§ Aim of the exercise: Go through the entries and transcribe each one exactly, dropping the pictures.

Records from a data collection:
━━━━━━━━

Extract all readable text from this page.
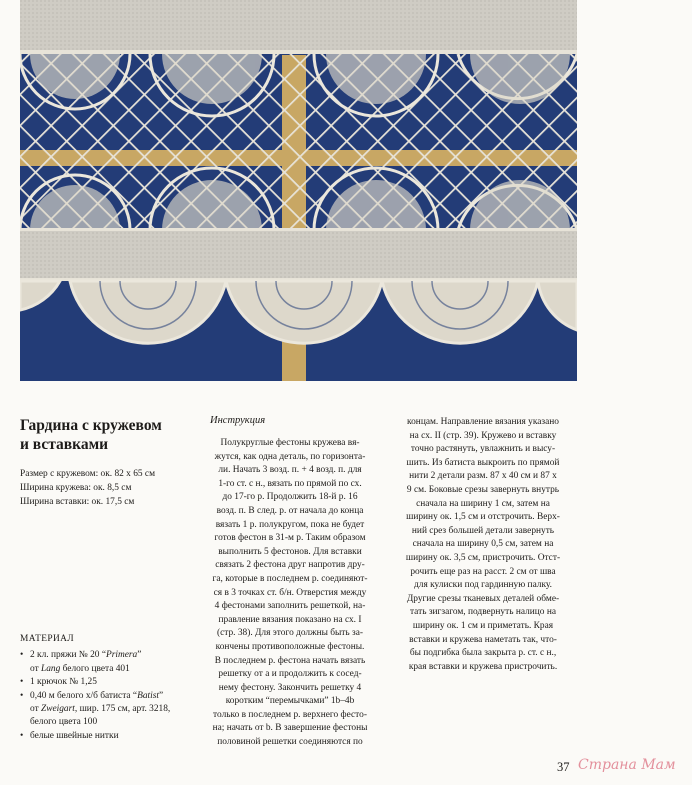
Гардина с кружевом
и вставками
Размер с кружевом: ок. 82 х 65 см
Ширина кружева: ок. 8,5 см
Ширина вставки: ок. 17,5 см
МАТЕРИАЛ
• 2 кл. пряжи № 20 “Primera”
от Lang белого цвета 401
• 1 крючок № 1,25
• 0,40 м белого х/б батиста “Batist”
от Zweigart, шир. 175 см, арт. 3218,
белого цвета 100
• белые швейные нитки
Инструкция
Полукруглые фестоны кружева вя-
жутся, как одна деталь, по горизонта-
ли. Начать 3 возд. п. + 4 возд. п. для
1-го ст. с н., вязать по прямой по сх.
до 17-го р. Продолжить 18-й р. 16
возд. п. В след. р. от начала до конца
вязать 1 р. полукругом, пока не будет
готов фестон в 31-м р. Таким образом
выполнить 5 фестонов. Для вставки
связать 2 фестона друг напротив дру-
га, которые в последнем р. соединяют-
ся в 3 точках ст. б/н. Отверстия между
4 фестонами заполнить решеткой, на-
правление вязания показано на сх. I
(стр. 38). Для этого должны быть за-
кончены противоположные фестоны.
В последнем р. фестона начать вязать
решетку от a и продолжить к сосед-
нему фестону. Закончить решетку 4
коротким “перемычками” 1b–4b
только в последнем р. верхнего фесто-
на; начать от b. В завершение фестоны
половиной решетки соединяются по
концам. Направление вязания указано
на сх. II (стр. 39). Кружево и вставку
точно растянуть, увлажнить и высу-
шить. Из батиста выкроить по прямой
нити 2 детали разм. 87 х 40 см и 87 х
9 см. Боковые срезы завернуть внутрь
сначала на ширину 1 см, затем на
ширину ок. 1,5 см и отстрочить. Верх-
ний срез большей детали завернуть
сначала на ширину 0,5 см, затем на
ширину ок. 3,5 см, пристрочить. Отст-
рочить еще раз на расст. 2 см от шва
для кулиски под гардинную палку.
Другие срезы тканевых деталей обме-
тать зигзагом, подвернуть налицо на
ширину ок. 1 см и приметать. Края
вставки и кружева наметать так, что-
бы подгибка была закрыта р. ст. с н.,
края вставки и кружева пристрочить.
37 Страна Мам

━━━━━━━━

§ Result for this task:
Extract all readable text from this page.
Гардина с кружевом
и вставками
Размер с кружевом: ок. 82 х 65 см
Ширина кружева: ок. 8,5 см
Ширина вставки: ок. 17,5 см
МАТЕРИАЛ
• 2 кл. пряжи № 20 “Primera”
от Lang белого цвета 401
• 1 крючок № 1,25
• 0,40 м белого х/б батиста “Batist”
от Zweigart, шир. 175 см, арт. 3218,
белого цвета 100
• белые швейные нитки
Инструкция
Полукруглые фестоны кружева вя-
жутся, как одна деталь, по горизонта-
ли. Начать 3 возд. п. + 4 возд. п. для
1-го ст. с н., вязать по прямой по сх.
до 17-го р. Продолжить 18-й р. 16
возд. п. В след. р. от начала до конца
вязать 1 р. полукругом, пока не будет
готов фестон в 31-м р. Таким образом
выполнить 5 фестонов. Для вставки
связать 2 фестона друг напротив дру-
га, которые в последнем р. соединяют-
ся в 3 точках ст. б/н. Отверстия между
4 фестонами заполнить решеткой, на-
правление вязания показано на сх. I
(стр. 38). Для этого должны быть за-
кончены противоположные фестоны.
В последнем р. фестона начать вязать
решетку от a и продолжить к сосед-
нему фестону. Закончить решетку 4
коротким “перемычками” 1b–4b
только в последнем р. верхнего фесто-
на; начать от b. В завершение фестоны
половиной решетки соединяются по
концам. Направление вязания указано
на сх. II (стр. 39). Кружево и вставку
точно растянуть, увлажнить и высу-
шить. Из батиста выкроить по прямой
нити 2 детали разм. 87 х 40 см и 87 х
9 см. Боковые срезы завернуть внутрь
сначала на ширину 1 см, затем на
ширину ок. 1,5 см и отстрочить. Верх-
ний срез большей детали завернуть
сначала на ширину 0,5 см, затем на
ширину ок. 3,5 см, пристрочить. Отст-
рочить еще раз на расст. 2 см от шва
для кулиски под гардинную палку.
Другие срезы тканевых деталей обме-
тать зигзагом, подвернуть налицо на
ширину ок. 1 см и приметать. Края
вставки и кружева наметать так, что-
бы подгибка была закрыта р. ст. с н.,
края вставки и кружева пристрочить.
37 Страна Мам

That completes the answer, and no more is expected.